# Task details
Your job is to copy the data that follows exactly, every line included.

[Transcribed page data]
▼

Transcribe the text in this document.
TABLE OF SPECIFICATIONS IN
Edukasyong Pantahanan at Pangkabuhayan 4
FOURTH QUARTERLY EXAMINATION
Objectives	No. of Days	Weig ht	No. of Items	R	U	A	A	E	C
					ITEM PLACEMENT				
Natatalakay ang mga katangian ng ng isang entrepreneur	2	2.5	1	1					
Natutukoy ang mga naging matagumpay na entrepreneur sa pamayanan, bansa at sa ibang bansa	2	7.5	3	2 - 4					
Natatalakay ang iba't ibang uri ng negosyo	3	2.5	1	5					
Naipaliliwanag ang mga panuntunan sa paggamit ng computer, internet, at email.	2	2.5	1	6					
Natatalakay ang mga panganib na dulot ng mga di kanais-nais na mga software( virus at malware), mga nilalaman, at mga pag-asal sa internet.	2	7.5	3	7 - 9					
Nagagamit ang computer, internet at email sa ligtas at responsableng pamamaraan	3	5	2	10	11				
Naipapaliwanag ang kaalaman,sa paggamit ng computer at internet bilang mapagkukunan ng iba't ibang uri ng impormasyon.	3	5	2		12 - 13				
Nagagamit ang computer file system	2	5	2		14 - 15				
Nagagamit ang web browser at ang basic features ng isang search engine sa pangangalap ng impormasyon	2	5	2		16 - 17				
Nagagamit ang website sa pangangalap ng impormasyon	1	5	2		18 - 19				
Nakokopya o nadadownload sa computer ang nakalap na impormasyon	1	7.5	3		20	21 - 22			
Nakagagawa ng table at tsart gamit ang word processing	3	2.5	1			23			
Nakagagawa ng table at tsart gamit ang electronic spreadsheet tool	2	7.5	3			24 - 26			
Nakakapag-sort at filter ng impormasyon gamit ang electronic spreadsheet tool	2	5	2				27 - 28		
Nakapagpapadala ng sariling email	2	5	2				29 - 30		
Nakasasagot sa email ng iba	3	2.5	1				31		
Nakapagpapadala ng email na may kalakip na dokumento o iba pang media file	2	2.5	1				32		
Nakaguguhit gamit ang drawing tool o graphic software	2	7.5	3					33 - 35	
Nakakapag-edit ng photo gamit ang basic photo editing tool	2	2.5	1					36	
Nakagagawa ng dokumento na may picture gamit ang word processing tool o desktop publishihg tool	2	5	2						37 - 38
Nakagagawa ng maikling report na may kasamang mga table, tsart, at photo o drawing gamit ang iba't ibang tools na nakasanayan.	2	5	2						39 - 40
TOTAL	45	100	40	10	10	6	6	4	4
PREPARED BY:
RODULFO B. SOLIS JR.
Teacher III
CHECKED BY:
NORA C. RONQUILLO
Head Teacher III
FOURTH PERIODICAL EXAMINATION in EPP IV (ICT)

▲

# Answer box
Transcribe the text in this document.
TABLE OF SPECIFICATIONS IN
Edukasyong Pantahanan at Pangkabuhayan 4
FOURTH QUARTERLY EXAMINATION
Objectives	No. of Days	Weig ht	No. of Items	R	U	A	A	E	C
					ITEM PLACEMENT				
Natatalakay ang mga katangian ng ng isang entrepreneur	2	2.5	1	1					
Natutukoy ang mga naging matagumpay na entrepreneur sa pamayanan, bansa at sa ibang bansa	2	7.5	3	2 - 4					
Natatalakay ang iba't ibang uri ng negosyo	3	2.5	1	5					
Naipaliliwanag ang mga panuntunan sa paggamit ng computer, internet, at email.	2	2.5	1	6					
Natatalakay ang mga panganib na dulot ng mga di kanais-nais na mga software( virus at malware), mga nilalaman, at mga pag-asal sa internet.	2	7.5	3	7 - 9					
Nagagamit ang computer, internet at email sa ligtas at responsableng pamamaraan	3	5	2	10	11				
Naipapaliwanag ang kaalaman,sa paggamit ng computer at internet bilang mapagkukunan ng iba't ibang uri ng impormasyon.	3	5	2		12 - 13				
Nagagamit ang computer file system	2	5	2		14 - 15				
Nagagamit ang web browser at ang basic features ng isang search engine sa pangangalap ng impormasyon	2	5	2		16 - 17				
Nagagamit ang website sa pangangalap ng impormasyon	1	5	2		18 - 19				
Nakokopya o nadadownload sa computer ang nakalap na impormasyon	1	7.5	3		20	21 - 22			
Nakagagawa ng table at tsart gamit ang word processing	3	2.5	1			23			
Nakagagawa ng table at tsart gamit ang electronic spreadsheet tool	2	7.5	3			24 - 26			
Nakakapag-sort at filter ng impormasyon gamit ang electronic spreadsheet tool	2	5	2				27 - 28		
Nakapagpapadala ng sariling email	2	5	2				29 - 30		
Nakasasagot sa email ng iba	3	2.5	1				31		
Nakapagpapadala ng email na may kalakip na dokumento o iba pang media file	2	2.5	1				32		
Nakaguguhit gamit ang drawing tool o graphic software	2	7.5	3					33 - 35	
Nakakapag-edit ng photo gamit ang basic photo editing tool	2	2.5	1					36	
Nakagagawa ng dokumento na may picture gamit ang word processing tool o desktop publishihg tool	2	5	2						37 - 38
Nakagagawa ng maikling report na may kasamang mga table, tsart, at photo o drawing gamit ang iba't ibang tools na nakasanayan.	2	5	2						39 - 40
TOTAL	45	100	40	10	10	6	6	4	4
PREPARED BY:
RODULFO B. SOLIS JR.
Teacher III
CHECKED BY:
NORA C. RONQUILLO
Head Teacher III
FOURTH PERIODICAL EXAMINATION in EPP IV (ICT)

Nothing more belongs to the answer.